*Requirements*
What follows are records. Restate all of them word for word.

□ □ □

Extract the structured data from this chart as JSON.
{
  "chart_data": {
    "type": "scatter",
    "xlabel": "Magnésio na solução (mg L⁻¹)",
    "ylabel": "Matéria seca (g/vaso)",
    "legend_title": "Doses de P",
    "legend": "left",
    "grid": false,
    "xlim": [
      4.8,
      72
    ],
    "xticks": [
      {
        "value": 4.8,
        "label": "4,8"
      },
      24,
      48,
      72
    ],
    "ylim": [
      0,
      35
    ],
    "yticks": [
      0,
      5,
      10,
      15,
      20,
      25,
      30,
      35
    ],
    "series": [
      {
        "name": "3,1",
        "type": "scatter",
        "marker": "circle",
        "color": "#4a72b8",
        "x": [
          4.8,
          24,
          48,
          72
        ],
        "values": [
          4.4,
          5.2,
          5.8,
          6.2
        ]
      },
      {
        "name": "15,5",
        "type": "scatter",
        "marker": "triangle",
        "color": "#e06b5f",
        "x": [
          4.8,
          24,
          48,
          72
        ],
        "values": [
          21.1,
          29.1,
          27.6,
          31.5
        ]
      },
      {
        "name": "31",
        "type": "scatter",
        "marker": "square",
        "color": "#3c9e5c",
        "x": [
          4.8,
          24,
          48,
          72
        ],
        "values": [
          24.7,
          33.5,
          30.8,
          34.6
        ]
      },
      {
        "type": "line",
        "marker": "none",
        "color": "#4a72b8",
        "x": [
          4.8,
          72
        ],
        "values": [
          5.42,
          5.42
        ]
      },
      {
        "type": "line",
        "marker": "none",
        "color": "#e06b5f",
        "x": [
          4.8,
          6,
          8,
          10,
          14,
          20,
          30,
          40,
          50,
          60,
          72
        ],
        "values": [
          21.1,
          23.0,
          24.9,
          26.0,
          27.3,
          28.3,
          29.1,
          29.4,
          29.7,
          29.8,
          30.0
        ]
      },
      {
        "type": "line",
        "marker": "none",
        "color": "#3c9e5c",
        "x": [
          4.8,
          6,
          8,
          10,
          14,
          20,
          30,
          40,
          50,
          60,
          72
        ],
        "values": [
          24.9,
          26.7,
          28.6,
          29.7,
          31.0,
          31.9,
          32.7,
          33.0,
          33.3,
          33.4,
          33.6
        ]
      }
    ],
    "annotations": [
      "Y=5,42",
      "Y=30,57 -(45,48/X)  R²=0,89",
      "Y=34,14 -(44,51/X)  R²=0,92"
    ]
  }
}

□ □ □

*The completed task*
Extract the structured data from this chart as JSON.
{
  "chart_data": {
    "type": "scatter",
    "xlabel": "Magnésio na solução (mg L⁻¹)",
    "ylabel": "Matéria seca (g/vaso)",
    "legend_title": "Doses de P",
    "legend": "left",
    "grid": false,
    "xlim": [
      4.8,
      72
    ],
    "xticks": [
      {
        "value": 4.8,
        "label": "4,8"
      },
      24,
      48,
      72
    ],
    "ylim": [
      0,
      35
    ],
    "yticks": [
      0,
      5,
      10,
      15,
      20,
      25,
      30,
      35
    ],
    "series": [
      {
        "name": "3,1",
        "type": "scatter",
        "marker": "circle",
        "color": "#4a72b8",
        "x": [
          4.8,
          24,
          48,
          72
        ],
        "values": [
          4.4,
          5.2,
          5.8,
          6.2
        ]
      },
      {
        "name": "15,5",
        "type": "scatter",
        "marker": "triangle",
        "color": "#e06b5f",
        "x": [
          4.8,
          24,
          48,
          72
        ],
        "values": [
          21.1,
          29.1,
          27.6,
          31.5
        ]
      },
      {
        "name": "31",
        "type": "scatter",
        "marker": "square",
        "color": "#3c9e5c",
        "x": [
          4.8,
          24,
          48,
          72
        ],
        "values": [
          24.7,
          33.5,
          30.8,
          34.6
        ]
      },
      {
        "type": "line",
        "marker": "none",
        "color": "#4a72b8",
        "x": [
          4.8,
          72
        ],
        "values": [
          5.42,
          5.42
        ]
      },
      {
        "type": "line",
        "marker": "none",
        "color": "#e06b5f",
        "x": [
          4.8,
          6,
          8,
          10,
          14,
          20,
          30,
          40,
          50,
          60,
          72
        ],
        "values": [
          21.1,
          23.0,
          24.9,
          26.0,
          27.3,
          28.3,
          29.1,
          29.4,
          29.7,
          29.8,
          30.0
        ]
      },
      {
        "type": "line",
        "marker": "none",
        "color": "#3c9e5c",
        "x": [
          4.8,
          6,
          8,
          10,
          14,
          20,
          30,
          40,
          50,
          60,
          72
        ],
        "values": [
          24.9,
          26.7,
          28.6,
          29.7,
          31.0,
          31.9,
          32.7,
          33.0,
          33.3,
          33.4,
          33.6
        ]
      }
    ],
    "annotations": [
      "Y=5,42",
      "Y=30,57 -(45,48/X)  R²=0,89",
      "Y=34,14 -(44,51/X)  R²=0,92"
    ]
  }
}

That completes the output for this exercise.